** Data shown **
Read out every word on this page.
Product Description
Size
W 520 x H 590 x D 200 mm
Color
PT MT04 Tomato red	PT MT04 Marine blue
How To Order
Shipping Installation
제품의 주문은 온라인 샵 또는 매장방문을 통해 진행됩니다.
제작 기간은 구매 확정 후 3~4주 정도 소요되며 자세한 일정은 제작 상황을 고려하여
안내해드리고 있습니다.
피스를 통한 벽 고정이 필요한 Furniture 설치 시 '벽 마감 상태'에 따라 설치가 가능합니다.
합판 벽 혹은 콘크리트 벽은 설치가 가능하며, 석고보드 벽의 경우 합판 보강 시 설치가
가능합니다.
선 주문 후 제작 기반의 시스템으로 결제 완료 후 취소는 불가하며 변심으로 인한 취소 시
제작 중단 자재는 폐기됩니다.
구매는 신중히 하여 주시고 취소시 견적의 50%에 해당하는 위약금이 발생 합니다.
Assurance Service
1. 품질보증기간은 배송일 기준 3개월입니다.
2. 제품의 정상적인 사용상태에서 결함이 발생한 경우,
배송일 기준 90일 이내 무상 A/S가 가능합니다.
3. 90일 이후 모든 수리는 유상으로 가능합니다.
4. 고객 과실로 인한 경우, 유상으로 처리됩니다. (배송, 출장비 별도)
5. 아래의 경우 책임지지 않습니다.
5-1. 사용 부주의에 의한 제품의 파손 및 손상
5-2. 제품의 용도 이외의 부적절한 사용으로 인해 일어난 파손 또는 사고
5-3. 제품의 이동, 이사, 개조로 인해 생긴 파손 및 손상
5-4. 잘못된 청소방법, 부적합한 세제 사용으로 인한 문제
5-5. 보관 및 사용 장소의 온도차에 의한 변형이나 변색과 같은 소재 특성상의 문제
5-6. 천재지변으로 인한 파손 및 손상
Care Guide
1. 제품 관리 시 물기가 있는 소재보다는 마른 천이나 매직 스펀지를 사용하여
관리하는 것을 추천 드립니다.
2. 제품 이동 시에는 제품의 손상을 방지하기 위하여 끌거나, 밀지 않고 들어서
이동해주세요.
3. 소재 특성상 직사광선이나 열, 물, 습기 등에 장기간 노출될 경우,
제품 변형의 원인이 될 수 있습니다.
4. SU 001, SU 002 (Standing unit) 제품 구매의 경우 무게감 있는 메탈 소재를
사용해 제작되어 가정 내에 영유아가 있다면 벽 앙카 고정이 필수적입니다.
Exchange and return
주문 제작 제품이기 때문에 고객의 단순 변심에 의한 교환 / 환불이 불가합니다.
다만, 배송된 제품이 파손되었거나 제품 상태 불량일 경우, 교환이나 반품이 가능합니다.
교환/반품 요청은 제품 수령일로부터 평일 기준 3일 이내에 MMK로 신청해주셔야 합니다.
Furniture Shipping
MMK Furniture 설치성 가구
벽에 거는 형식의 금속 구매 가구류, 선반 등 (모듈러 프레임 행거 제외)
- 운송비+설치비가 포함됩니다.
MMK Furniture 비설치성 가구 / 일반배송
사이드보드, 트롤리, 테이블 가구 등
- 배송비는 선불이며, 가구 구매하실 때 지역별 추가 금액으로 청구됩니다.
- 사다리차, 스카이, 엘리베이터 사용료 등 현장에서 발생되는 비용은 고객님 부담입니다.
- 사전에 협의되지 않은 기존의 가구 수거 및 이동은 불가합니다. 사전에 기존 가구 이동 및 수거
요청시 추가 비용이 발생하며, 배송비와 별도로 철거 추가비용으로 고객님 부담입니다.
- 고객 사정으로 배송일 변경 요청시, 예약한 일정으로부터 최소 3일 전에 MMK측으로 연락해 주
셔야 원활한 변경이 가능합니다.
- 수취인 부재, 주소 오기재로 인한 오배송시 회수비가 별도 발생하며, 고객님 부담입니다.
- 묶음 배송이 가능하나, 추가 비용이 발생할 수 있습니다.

** What is asked **
Copy out the whole listing exactly; please set it all down.

** Final result **
Read out every word on this page.
Product Description
Size
W 520 x H 590 x D 200 mm
Color
PT MT04 Tomato red	PT MT04 Marine blue
How To Order
Shipping Installation
제품의 주문은 온라인 샵 또는 매장방문을 통해 진행됩니다.
제작 기간은 구매 확정 후 3~4주 정도 소요되며 자세한 일정은 제작 상황을 고려하여
안내해드리고 있습니다.
피스를 통한 벽 고정이 필요한 Furniture 설치 시 '벽 마감 상태'에 따라 설치가 가능합니다.
합판 벽 혹은 콘크리트 벽은 설치가 가능하며, 석고보드 벽의 경우 합판 보강 시 설치가
가능합니다.
선 주문 후 제작 기반의 시스템으로 결제 완료 후 취소는 불가하며 변심으로 인한 취소 시
제작 중단 자재는 폐기됩니다.
구매는 신중히 하여 주시고 취소시 견적의 50%에 해당하는 위약금이 발생 합니다.
Assurance Service
1. 품질보증기간은 배송일 기준 3개월입니다.
2. 제품의 정상적인 사용상태에서 결함이 발생한 경우,
배송일 기준 90일 이내 무상 A/S가 가능합니다.
3. 90일 이후 모든 수리는 유상으로 가능합니다.
4. 고객 과실로 인한 경우, 유상으로 처리됩니다. (배송, 출장비 별도)
5. 아래의 경우 책임지지 않습니다.
5-1. 사용 부주의에 의한 제품의 파손 및 손상
5-2. 제품의 용도 이외의 부적절한 사용으로 인해 일어난 파손 또는 사고
5-3. 제품의 이동, 이사, 개조로 인해 생긴 파손 및 손상
5-4. 잘못된 청소방법, 부적합한 세제 사용으로 인한 문제
5-5. 보관 및 사용 장소의 온도차에 의한 변형이나 변색과 같은 소재 특성상의 문제
5-6. 천재지변으로 인한 파손 및 손상
Care Guide
1. 제품 관리 시 물기가 있는 소재보다는 마른 천이나 매직 스펀지를 사용하여
관리하는 것을 추천 드립니다.
2. 제품 이동 시에는 제품의 손상을 방지하기 위하여 끌거나, 밀지 않고 들어서
이동해주세요.
3. 소재 특성상 직사광선이나 열, 물, 습기 등에 장기간 노출될 경우,
제품 변형의 원인이 될 수 있습니다.
4. SU 001, SU 002 (Standing unit) 제품 구매의 경우 무게감 있는 메탈 소재를
사용해 제작되어 가정 내에 영유아가 있다면 벽 앙카 고정이 필수적입니다.
Exchange and return
주문 제작 제품이기 때문에 고객의 단순 변심에 의한 교환 / 환불이 불가합니다.
다만, 배송된 제품이 파손되었거나 제품 상태 불량일 경우, 교환이나 반품이 가능합니다.
교환/반품 요청은 제품 수령일로부터 평일 기준 3일 이내에 MMK로 신청해주셔야 합니다.
Furniture Shipping
MMK Furniture 설치성 가구
벽에 거는 형식의 금속 구매 가구류, 선반 등 (모듈러 프레임 행거 제외)
- 운송비+설치비가 포함됩니다.
MMK Furniture 비설치성 가구 / 일반배송
사이드보드, 트롤리, 테이블 가구 등
- 배송비는 선불이며, 가구 구매하실 때 지역별 추가 금액으로 청구됩니다.
- 사다리차, 스카이, 엘리베이터 사용료 등 현장에서 발생되는 비용은 고객님 부담입니다.
- 사전에 협의되지 않은 기존의 가구 수거 및 이동은 불가합니다. 사전에 기존 가구 이동 및 수거
요청시 추가 비용이 발생하며, 배송비와 별도로 철거 추가비용으로 고객님 부담입니다.
- 고객 사정으로 배송일 변경 요청시, 예약한 일정으로부터 최소 3일 전에 MMK측으로 연락해 주
셔야 원활한 변경이 가능합니다.
- 수취인 부재, 주소 오기재로 인한 오배송시 회수비가 별도 발생하며, 고객님 부담입니다.
- 묶음 배송이 가능하나, 추가 비용이 발생할 수 있습니다.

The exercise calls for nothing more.